◆ Your instructions: Retype each record shown below, leaving every character as it is.

─── Records supplied ───

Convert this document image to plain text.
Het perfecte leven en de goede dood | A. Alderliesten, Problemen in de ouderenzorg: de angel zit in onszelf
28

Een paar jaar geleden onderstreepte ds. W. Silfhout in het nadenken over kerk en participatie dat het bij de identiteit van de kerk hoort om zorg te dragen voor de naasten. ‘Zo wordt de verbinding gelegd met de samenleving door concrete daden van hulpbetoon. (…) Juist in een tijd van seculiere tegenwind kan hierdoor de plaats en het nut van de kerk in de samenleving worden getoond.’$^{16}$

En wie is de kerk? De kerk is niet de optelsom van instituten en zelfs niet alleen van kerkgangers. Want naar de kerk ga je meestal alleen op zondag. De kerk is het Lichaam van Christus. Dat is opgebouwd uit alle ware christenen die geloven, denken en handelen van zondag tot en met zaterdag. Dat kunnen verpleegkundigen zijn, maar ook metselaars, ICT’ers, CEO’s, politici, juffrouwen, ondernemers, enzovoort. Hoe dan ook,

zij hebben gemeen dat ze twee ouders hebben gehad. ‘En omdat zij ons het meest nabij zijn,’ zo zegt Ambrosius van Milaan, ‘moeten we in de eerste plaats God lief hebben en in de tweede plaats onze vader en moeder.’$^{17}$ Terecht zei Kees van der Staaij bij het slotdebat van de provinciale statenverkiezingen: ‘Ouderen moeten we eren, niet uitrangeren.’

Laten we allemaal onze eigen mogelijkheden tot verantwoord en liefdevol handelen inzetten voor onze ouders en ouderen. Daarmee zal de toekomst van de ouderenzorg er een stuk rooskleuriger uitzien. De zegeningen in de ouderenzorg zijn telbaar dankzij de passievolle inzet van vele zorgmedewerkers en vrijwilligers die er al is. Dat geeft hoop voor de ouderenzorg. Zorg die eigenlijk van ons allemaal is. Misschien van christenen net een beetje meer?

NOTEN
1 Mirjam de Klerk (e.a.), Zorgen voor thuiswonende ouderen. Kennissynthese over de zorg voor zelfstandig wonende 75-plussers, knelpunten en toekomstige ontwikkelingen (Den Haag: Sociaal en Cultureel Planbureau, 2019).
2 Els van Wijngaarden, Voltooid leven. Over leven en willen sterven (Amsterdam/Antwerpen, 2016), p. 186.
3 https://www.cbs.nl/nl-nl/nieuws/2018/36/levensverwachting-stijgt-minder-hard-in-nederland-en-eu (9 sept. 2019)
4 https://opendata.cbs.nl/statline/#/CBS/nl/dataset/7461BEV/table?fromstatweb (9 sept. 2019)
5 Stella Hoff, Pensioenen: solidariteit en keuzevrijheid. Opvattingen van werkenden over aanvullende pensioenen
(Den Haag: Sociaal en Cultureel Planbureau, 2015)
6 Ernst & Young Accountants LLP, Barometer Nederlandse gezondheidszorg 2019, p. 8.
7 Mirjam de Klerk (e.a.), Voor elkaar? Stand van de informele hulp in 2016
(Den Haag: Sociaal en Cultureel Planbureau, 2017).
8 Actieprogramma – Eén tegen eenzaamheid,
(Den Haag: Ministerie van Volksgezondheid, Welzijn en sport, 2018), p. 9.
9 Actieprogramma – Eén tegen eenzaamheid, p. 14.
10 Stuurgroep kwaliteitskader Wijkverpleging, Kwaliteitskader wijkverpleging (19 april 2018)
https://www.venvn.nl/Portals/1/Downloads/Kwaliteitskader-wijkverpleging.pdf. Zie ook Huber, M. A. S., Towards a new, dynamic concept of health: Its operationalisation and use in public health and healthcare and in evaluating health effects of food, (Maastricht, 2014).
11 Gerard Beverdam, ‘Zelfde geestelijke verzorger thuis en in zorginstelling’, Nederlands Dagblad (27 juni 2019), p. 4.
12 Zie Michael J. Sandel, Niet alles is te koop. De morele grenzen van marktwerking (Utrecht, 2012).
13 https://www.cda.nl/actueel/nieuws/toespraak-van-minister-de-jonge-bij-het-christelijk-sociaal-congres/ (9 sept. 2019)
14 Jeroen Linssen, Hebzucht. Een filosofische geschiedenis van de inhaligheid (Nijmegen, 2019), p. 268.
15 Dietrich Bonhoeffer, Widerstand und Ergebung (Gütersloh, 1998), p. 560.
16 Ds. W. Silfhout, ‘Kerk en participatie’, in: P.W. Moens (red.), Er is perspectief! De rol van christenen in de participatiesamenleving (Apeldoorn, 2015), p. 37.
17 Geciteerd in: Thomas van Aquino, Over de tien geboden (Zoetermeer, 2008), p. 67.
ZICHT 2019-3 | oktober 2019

───

◆ Exercise response:
Convert this document image to plain text.
Het perfecte leven en de goede dood | A. Alderliesten, Problemen in de ouderenzorg: de angel zit in onszelf
28

Een paar jaar geleden onderstreepte ds. W. Silfhout in het nadenken over kerk en participatie dat het bij de identiteit van de kerk hoort om zorg te dragen voor de naasten. ‘Zo wordt de verbinding gelegd met de samenleving door concrete daden van hulpbetoon. (…) Juist in een tijd van seculiere tegenwind kan hierdoor de plaats en het nut van de kerk in de samenleving worden getoond.’$^{16}$

En wie is de kerk? De kerk is niet de optelsom van instituten en zelfs niet alleen van kerkgangers. Want naar de kerk ga je meestal alleen op zondag. De kerk is het Lichaam van Christus. Dat is opgebouwd uit alle ware christenen die geloven, denken en handelen van zondag tot en met zaterdag. Dat kunnen verpleegkundigen zijn, maar ook metselaars, ICT’ers, CEO’s, politici, juffrouwen, ondernemers, enzovoort. Hoe dan ook,

zij hebben gemeen dat ze twee ouders hebben gehad. ‘En omdat zij ons het meest nabij zijn,’ zo zegt Ambrosius van Milaan, ‘moeten we in de eerste plaats God lief hebben en in de tweede plaats onze vader en moeder.’$^{17}$ Terecht zei Kees van der Staaij bij het slotdebat van de provinciale statenverkiezingen: ‘Ouderen moeten we eren, niet uitrangeren.’

Laten we allemaal onze eigen mogelijkheden tot verantwoord en liefdevol handelen inzetten voor onze ouders en ouderen. Daarmee zal de toekomst van de ouderenzorg er een stuk rooskleuriger uitzien. De zegeningen in de ouderenzorg zijn telbaar dankzij de passievolle inzet van vele zorgmedewerkers en vrijwilligers die er al is. Dat geeft hoop voor de ouderenzorg. Zorg die eigenlijk van ons allemaal is. Misschien van christenen net een beetje meer?

NOTEN
1 Mirjam de Klerk (e.a.), Zorgen voor thuiswonende ouderen. Kennissynthese over de zorg voor zelfstandig wonende 75-plussers, knelpunten en toekomstige ontwikkelingen (Den Haag: Sociaal en Cultureel Planbureau, 2019).
2 Els van Wijngaarden, Voltooid leven. Over leven en willen sterven (Amsterdam/Antwerpen, 2016), p. 186.
3 https://www.cbs.nl/nl-nl/nieuws/2018/36/levensverwachting-stijgt-minder-hard-in-nederland-en-eu (9 sept. 2019)
4 https://opendata.cbs.nl/statline/#/CBS/nl/dataset/7461BEV/table?fromstatweb (9 sept. 2019)
5 Stella Hoff, Pensioenen: solidariteit en keuzevrijheid. Opvattingen van werkenden over aanvullende pensioenen
(Den Haag: Sociaal en Cultureel Planbureau, 2015)
6 Ernst & Young Accountants LLP, Barometer Nederlandse gezondheidszorg 2019, p. 8.
7 Mirjam de Klerk (e.a.), Voor elkaar? Stand van de informele hulp in 2016
(Den Haag: Sociaal en Cultureel Planbureau, 2017).
8 Actieprogramma – Eén tegen eenzaamheid,
(Den Haag: Ministerie van Volksgezondheid, Welzijn en sport, 2018), p. 9.
9 Actieprogramma – Eén tegen eenzaamheid, p. 14.
10 Stuurgroep kwaliteitskader Wijkverpleging, Kwaliteitskader wijkverpleging (19 april 2018)
https://www.venvn.nl/Portals/1/Downloads/Kwaliteitskader-wijkverpleging.pdf. Zie ook Huber, M. A. S., Towards a new, dynamic concept of health: Its operationalisation and use in public health and healthcare and in evaluating health effects of food, (Maastricht, 2014).
11 Gerard Beverdam, ‘Zelfde geestelijke verzorger thuis en in zorginstelling’, Nederlands Dagblad (27 juni 2019), p. 4.
12 Zie Michael J. Sandel, Niet alles is te koop. De morele grenzen van marktwerking (Utrecht, 2012).
13 https://www.cda.nl/actueel/nieuws/toespraak-van-minister-de-jonge-bij-het-christelijk-sociaal-congres/ (9 sept. 2019)
14 Jeroen Linssen, Hebzucht. Een filosofische geschiedenis van de inhaligheid (Nijmegen, 2019), p. 268.
15 Dietrich Bonhoeffer, Widerstand und Ergebung (Gütersloh, 1998), p. 560.
16 Ds. W. Silfhout, ‘Kerk en participatie’, in: P.W. Moens (red.), Er is perspectief! De rol van christenen in de participatiesamenleving (Apeldoorn, 2015), p. 37.
17 Geciteerd in: Thomas van Aquino, Over de tien geboden (Zoetermeer, 2008), p. 67.
ZICHT 2019-3 | oktober 2019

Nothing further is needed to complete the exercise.